Extraits d'un jeu de données
----------

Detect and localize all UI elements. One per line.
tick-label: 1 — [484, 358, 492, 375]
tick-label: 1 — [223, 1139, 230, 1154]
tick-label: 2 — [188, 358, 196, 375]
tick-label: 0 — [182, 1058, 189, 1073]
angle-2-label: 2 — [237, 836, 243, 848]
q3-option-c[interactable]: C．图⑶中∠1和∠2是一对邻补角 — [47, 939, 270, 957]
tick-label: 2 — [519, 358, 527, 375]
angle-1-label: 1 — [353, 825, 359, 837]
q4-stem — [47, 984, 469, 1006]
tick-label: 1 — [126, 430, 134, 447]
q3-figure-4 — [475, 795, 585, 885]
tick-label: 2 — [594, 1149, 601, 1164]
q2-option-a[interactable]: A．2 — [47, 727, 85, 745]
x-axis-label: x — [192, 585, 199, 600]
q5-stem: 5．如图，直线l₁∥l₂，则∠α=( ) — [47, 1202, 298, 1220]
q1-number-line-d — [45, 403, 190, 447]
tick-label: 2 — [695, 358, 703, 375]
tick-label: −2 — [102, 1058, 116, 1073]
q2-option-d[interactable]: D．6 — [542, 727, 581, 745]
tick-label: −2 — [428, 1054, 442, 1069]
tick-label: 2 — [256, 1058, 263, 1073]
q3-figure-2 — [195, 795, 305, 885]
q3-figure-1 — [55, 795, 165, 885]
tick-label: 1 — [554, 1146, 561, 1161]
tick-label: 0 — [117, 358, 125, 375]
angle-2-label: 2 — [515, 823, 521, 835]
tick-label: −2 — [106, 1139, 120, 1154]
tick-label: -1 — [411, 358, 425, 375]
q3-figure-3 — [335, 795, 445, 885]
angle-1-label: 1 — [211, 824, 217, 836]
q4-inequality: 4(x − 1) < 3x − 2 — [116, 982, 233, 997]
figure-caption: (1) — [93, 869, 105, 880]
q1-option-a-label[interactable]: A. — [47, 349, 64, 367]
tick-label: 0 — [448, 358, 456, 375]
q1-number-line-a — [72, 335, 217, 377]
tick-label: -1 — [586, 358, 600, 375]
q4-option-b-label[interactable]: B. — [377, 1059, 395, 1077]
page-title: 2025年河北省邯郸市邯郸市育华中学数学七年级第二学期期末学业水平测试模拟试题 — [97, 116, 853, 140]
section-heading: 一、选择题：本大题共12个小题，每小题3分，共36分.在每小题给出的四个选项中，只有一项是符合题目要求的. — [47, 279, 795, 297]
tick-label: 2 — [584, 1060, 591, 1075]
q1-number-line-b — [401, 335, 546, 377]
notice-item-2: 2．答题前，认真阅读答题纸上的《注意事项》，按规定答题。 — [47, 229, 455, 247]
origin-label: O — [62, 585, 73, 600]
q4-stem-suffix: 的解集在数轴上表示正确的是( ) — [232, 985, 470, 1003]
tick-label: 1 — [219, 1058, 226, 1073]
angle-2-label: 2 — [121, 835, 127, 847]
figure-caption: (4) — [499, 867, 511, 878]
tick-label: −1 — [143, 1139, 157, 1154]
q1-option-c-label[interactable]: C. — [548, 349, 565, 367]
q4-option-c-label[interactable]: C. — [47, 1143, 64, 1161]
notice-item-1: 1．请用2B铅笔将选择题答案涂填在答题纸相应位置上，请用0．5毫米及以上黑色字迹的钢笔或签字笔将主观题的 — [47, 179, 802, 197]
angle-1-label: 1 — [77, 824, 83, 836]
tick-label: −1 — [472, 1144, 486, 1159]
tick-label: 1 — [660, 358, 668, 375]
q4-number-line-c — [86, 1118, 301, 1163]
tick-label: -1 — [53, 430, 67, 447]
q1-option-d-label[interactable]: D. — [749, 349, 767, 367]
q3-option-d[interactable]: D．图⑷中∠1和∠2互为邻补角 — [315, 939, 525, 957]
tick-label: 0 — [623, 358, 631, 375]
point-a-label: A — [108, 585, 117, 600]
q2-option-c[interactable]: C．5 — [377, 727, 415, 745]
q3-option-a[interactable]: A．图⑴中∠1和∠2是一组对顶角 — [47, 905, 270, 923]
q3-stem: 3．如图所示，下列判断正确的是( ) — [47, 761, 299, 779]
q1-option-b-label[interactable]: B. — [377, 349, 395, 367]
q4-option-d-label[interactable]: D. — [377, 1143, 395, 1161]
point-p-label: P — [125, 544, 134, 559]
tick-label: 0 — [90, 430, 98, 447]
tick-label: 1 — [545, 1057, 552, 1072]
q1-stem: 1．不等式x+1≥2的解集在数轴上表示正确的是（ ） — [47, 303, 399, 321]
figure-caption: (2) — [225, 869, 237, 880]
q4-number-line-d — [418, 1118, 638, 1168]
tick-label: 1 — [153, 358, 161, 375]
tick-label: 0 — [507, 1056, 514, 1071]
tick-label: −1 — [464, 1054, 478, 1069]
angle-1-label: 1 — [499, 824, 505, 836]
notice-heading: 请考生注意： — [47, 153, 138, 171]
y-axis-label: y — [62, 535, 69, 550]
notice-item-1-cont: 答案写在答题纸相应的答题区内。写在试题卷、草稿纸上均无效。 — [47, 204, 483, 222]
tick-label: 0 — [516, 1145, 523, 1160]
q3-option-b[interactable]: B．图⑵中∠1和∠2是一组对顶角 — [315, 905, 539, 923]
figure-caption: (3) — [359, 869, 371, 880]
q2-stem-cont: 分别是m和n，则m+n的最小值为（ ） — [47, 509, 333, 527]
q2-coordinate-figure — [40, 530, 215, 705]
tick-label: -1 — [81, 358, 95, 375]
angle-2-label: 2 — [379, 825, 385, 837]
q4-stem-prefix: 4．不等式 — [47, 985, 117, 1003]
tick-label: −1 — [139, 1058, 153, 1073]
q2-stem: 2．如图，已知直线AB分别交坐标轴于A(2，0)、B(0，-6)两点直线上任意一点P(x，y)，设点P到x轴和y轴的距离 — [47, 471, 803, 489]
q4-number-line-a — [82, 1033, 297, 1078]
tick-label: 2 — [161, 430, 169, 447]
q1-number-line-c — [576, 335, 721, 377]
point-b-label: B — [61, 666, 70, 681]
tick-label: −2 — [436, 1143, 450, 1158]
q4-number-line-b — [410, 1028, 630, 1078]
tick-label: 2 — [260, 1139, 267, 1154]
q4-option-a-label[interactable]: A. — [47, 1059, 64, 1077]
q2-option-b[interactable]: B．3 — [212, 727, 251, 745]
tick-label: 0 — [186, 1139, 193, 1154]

----------

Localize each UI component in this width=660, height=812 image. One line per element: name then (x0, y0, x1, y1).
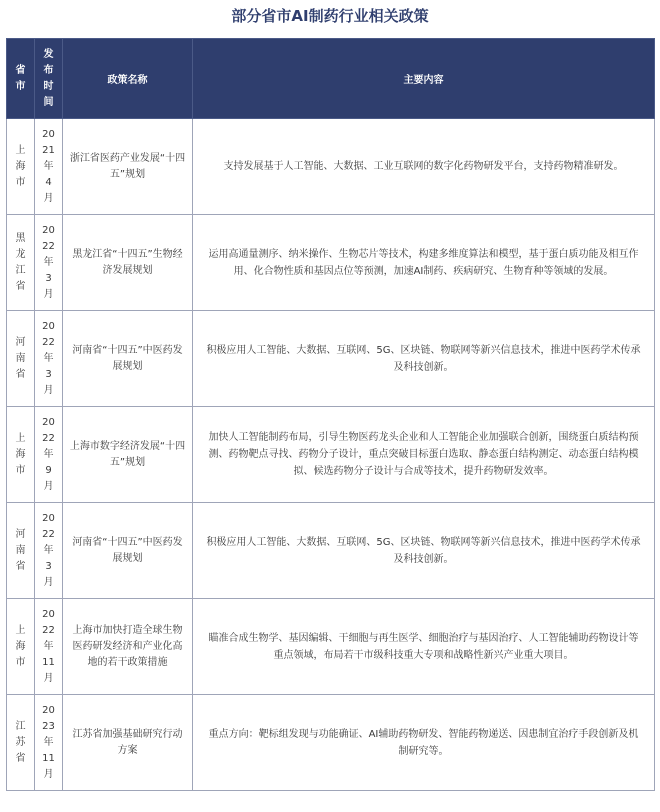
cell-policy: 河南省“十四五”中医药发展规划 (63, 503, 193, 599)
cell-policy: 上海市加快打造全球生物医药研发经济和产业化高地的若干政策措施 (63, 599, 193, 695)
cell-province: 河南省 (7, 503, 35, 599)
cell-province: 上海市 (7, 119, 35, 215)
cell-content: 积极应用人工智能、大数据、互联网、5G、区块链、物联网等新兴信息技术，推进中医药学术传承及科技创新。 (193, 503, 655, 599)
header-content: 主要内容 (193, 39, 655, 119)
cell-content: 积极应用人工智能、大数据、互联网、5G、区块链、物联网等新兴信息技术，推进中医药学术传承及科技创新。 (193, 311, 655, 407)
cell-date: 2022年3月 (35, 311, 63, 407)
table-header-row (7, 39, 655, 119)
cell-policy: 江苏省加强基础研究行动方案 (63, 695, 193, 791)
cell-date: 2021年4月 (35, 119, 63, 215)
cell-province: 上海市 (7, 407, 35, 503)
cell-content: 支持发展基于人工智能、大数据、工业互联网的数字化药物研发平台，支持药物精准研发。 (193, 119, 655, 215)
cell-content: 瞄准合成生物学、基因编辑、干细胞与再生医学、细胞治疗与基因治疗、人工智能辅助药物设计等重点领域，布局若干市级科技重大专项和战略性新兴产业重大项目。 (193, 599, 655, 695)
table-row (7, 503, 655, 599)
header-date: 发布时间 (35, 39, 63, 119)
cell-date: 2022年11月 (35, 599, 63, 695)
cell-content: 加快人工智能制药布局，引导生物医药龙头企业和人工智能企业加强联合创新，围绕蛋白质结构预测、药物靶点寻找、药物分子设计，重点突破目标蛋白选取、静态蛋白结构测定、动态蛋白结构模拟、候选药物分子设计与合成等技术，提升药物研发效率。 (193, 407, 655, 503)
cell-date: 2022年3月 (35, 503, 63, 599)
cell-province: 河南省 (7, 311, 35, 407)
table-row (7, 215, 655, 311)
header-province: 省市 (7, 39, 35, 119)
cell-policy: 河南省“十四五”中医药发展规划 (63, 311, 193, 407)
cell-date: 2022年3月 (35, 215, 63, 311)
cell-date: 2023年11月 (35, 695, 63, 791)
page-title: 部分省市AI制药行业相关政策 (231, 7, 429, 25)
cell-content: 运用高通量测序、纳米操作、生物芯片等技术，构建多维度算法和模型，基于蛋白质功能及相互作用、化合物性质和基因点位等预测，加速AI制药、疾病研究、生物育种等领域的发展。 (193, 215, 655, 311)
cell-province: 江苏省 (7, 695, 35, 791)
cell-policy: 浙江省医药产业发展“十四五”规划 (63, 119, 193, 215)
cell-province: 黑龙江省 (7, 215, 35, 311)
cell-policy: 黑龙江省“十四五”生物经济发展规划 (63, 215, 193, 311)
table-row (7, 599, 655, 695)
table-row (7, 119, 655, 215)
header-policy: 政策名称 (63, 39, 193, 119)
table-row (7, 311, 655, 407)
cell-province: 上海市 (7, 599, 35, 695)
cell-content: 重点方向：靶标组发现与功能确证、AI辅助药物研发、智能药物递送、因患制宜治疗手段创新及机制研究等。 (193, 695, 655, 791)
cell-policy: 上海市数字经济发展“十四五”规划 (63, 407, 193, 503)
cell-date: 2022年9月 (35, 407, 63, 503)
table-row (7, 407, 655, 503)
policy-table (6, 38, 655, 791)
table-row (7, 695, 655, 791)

----------

Consigne ▸ Transcrivez à l'identique les lignes des données à partir de celle qui contient "Detect and localize", en vous arrêtant après celle qui contient "angle-2-label: 2 — [237, 836, 243, 848]", ces deux lignes comprises.

Résultat ▸
Detect and localize all UI elements. One per line.
tick-label: 1 — [484, 358, 492, 375]
tick-label: 1 — [223, 1139, 230, 1154]
tick-label: 2 — [188, 358, 196, 375]
tick-label: 0 — [182, 1058, 189, 1073]
angle-2-label: 2 — [237, 836, 243, 848]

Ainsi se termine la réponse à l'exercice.